## Task instructions
What follows is a set of records; repeat all of them exactly.

## Extracted information

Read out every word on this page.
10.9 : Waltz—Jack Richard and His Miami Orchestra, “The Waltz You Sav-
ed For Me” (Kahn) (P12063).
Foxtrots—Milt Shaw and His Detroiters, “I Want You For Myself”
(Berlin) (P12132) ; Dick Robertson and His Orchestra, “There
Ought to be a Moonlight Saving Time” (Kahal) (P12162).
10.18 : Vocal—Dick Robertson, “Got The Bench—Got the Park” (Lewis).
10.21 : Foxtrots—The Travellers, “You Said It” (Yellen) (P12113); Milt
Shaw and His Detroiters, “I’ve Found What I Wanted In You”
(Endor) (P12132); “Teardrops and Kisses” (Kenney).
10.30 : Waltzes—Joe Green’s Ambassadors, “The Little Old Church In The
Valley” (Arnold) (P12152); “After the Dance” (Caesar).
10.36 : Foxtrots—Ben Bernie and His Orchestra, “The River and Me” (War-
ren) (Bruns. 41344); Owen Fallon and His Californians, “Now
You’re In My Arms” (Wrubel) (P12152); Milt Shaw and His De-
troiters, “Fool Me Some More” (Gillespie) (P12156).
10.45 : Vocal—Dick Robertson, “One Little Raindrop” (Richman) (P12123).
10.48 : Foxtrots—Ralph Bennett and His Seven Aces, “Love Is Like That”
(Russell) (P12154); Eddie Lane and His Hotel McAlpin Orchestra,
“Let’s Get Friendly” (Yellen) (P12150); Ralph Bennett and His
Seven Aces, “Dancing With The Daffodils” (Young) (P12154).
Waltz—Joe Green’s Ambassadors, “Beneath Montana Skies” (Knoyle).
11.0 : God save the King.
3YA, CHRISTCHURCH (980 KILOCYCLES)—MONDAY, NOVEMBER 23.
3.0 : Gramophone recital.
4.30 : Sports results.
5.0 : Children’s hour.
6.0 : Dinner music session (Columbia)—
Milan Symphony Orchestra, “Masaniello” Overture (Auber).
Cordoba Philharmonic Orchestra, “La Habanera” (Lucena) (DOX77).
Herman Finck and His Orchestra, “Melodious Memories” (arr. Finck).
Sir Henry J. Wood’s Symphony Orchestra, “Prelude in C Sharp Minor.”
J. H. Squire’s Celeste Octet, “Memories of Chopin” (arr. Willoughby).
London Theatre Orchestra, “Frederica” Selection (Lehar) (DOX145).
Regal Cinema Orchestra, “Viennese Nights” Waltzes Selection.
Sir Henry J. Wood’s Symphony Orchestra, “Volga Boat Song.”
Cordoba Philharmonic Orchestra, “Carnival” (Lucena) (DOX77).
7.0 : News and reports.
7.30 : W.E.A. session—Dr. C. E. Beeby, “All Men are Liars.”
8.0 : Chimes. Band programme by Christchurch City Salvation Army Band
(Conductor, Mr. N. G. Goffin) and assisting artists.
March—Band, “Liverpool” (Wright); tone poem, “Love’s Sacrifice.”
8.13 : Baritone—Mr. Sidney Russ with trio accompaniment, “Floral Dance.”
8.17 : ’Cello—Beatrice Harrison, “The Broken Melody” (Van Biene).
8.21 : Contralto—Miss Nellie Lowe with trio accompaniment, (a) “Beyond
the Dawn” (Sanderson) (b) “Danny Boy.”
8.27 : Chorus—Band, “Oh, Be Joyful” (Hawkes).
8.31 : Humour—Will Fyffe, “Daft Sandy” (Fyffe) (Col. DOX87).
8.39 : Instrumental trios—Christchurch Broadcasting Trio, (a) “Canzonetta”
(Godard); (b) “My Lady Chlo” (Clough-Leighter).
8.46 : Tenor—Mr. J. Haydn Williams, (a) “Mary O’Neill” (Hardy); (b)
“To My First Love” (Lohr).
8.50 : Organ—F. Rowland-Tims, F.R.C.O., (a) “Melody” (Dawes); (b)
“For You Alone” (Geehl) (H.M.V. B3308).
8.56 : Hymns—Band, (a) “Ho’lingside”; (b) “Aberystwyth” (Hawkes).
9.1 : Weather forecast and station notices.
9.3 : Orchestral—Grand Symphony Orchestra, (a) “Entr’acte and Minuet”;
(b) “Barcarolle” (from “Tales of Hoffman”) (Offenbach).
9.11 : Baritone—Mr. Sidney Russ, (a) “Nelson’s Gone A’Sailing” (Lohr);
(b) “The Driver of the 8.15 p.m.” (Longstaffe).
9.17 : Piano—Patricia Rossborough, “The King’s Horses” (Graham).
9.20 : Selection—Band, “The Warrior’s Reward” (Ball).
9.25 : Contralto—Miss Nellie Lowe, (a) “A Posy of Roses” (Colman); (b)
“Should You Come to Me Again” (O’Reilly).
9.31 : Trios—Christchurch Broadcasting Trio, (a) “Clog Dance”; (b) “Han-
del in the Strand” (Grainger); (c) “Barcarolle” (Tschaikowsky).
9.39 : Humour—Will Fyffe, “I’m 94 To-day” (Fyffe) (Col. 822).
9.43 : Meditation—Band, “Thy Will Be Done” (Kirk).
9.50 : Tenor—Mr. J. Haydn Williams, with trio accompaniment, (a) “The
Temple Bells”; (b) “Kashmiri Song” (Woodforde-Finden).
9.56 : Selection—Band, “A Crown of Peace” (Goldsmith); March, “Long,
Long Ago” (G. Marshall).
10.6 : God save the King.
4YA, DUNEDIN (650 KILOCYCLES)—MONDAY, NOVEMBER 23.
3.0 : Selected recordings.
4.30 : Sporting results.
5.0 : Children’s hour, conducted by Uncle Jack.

## Result below
Read out every word on this page.
10.9 : Waltz—Jack Richard and His Miami Orchestra, “The Waltz You Sav-
ed For Me” (Kahn) (P12063).
Foxtrots—Milt Shaw and His Detroiters, “I Want You For Myself”
(Berlin) (P12132) ; Dick Robertson and His Orchestra, “There
Ought to be a Moonlight Saving Time” (Kahal) (P12162).
10.18 : Vocal—Dick Robertson, “Got The Bench—Got the Park” (Lewis).
10.21 : Foxtrots—The Travellers, “You Said It” (Yellen) (P12113); Milt
Shaw and His Detroiters, “I’ve Found What I Wanted In You”
(Endor) (P12132); “Teardrops and Kisses” (Kenney).
10.30 : Waltzes—Joe Green’s Ambassadors, “The Little Old Church In The
Valley” (Arnold) (P12152); “After the Dance” (Caesar).
10.36 : Foxtrots—Ben Bernie and His Orchestra, “The River and Me” (War-
ren) (Bruns. 41344); Owen Fallon and His Californians, “Now
You’re In My Arms” (Wrubel) (P12152); Milt Shaw and His De-
troiters, “Fool Me Some More” (Gillespie) (P12156).
10.45 : Vocal—Dick Robertson, “One Little Raindrop” (Richman) (P12123).
10.48 : Foxtrots—Ralph Bennett and His Seven Aces, “Love Is Like That”
(Russell) (P12154); Eddie Lane and His Hotel McAlpin Orchestra,
“Let’s Get Friendly” (Yellen) (P12150); Ralph Bennett and His
Seven Aces, “Dancing With The Daffodils” (Young) (P12154).
Waltz—Joe Green’s Ambassadors, “Beneath Montana Skies” (Knoyle).
11.0 : God save the King.
3YA, CHRISTCHURCH (980 KILOCYCLES)—MONDAY, NOVEMBER 23.
3.0 : Gramophone recital.
4.30 : Sports results.
5.0 : Children’s hour.
6.0 : Dinner music session (Columbia)—
Milan Symphony Orchestra, “Masaniello” Overture (Auber).
Cordoba Philharmonic Orchestra, “La Habanera” (Lucena) (DOX77).
Herman Finck and His Orchestra, “Melodious Memories” (arr. Finck).
Sir Henry J. Wood’s Symphony Orchestra, “Prelude in C Sharp Minor.”
J. H. Squire’s Celeste Octet, “Memories of Chopin” (arr. Willoughby).
London Theatre Orchestra, “Frederica” Selection (Lehar) (DOX145).
Regal Cinema Orchestra, “Viennese Nights” Waltzes Selection.
Sir Henry J. Wood’s Symphony Orchestra, “Volga Boat Song.”
Cordoba Philharmonic Orchestra, “Carnival” (Lucena) (DOX77).
7.0 : News and reports.
7.30 : W.E.A. session—Dr. C. E. Beeby, “All Men are Liars.”
8.0 : Chimes. Band programme by Christchurch City Salvation Army Band
(Conductor, Mr. N. G. Goffin) and assisting artists.
March—Band, “Liverpool” (Wright); tone poem, “Love’s Sacrifice.”
8.13 : Baritone—Mr. Sidney Russ with trio accompaniment, “Floral Dance.”
8.17 : ’Cello—Beatrice Harrison, “The Broken Melody” (Van Biene).
8.21 : Contralto—Miss Nellie Lowe with trio accompaniment, (a) “Beyond
the Dawn” (Sanderson) (b) “Danny Boy.”
8.27 : Chorus—Band, “Oh, Be Joyful” (Hawkes).
8.31 : Humour—Will Fyffe, “Daft Sandy” (Fyffe) (Col. DOX87).
8.39 : Instrumental trios—Christchurch Broadcasting Trio, (a) “Canzonetta”
(Godard); (b) “My Lady Chlo” (Clough-Leighter).
8.46 : Tenor—Mr. J. Haydn Williams, (a) “Mary O’Neill” (Hardy); (b)
“To My First Love” (Lohr).
8.50 : Organ—F. Rowland-Tims, F.R.C.O., (a) “Melody” (Dawes); (b)
“For You Alone” (Geehl) (H.M.V. B3308).
8.56 : Hymns—Band, (a) “Ho’lingside”; (b) “Aberystwyth” (Hawkes).
9.1 : Weather forecast and station notices.
9.3 : Orchestral—Grand Symphony Orchestra, (a) “Entr’acte and Minuet”;
(b) “Barcarolle” (from “Tales of Hoffman”) (Offenbach).
9.11 : Baritone—Mr. Sidney Russ, (a) “Nelson’s Gone A’Sailing” (Lohr);
(b) “The Driver of the 8.15 p.m.” (Longstaffe).
9.17 : Piano—Patricia Rossborough, “The King’s Horses” (Graham).
9.20 : Selection—Band, “The Warrior’s Reward” (Ball).
9.25 : Contralto—Miss Nellie Lowe, (a) “A Posy of Roses” (Colman); (b)
“Should You Come to Me Again” (O’Reilly).
9.31 : Trios—Christchurch Broadcasting Trio, (a) “Clog Dance”; (b) “Han-
del in the Strand” (Grainger); (c) “Barcarolle” (Tschaikowsky).
9.39 : Humour—Will Fyffe, “I’m 94 To-day” (Fyffe) (Col. 822).
9.43 : Meditation—Band, “Thy Will Be Done” (Kirk).
9.50 : Tenor—Mr. J. Haydn Williams, with trio accompaniment, (a) “The
Temple Bells”; (b) “Kashmiri Song” (Woodforde-Finden).
9.56 : Selection—Band, “A Crown of Peace” (Goldsmith); March, “Long,
Long Ago” (G. Marshall).
10.6 : God save the King.
4YA, DUNEDIN (650 KILOCYCLES)—MONDAY, NOVEMBER 23.
3.0 : Selected recordings.
4.30 : Sporting results.
5.0 : Children’s hour, conducted by Uncle Jack.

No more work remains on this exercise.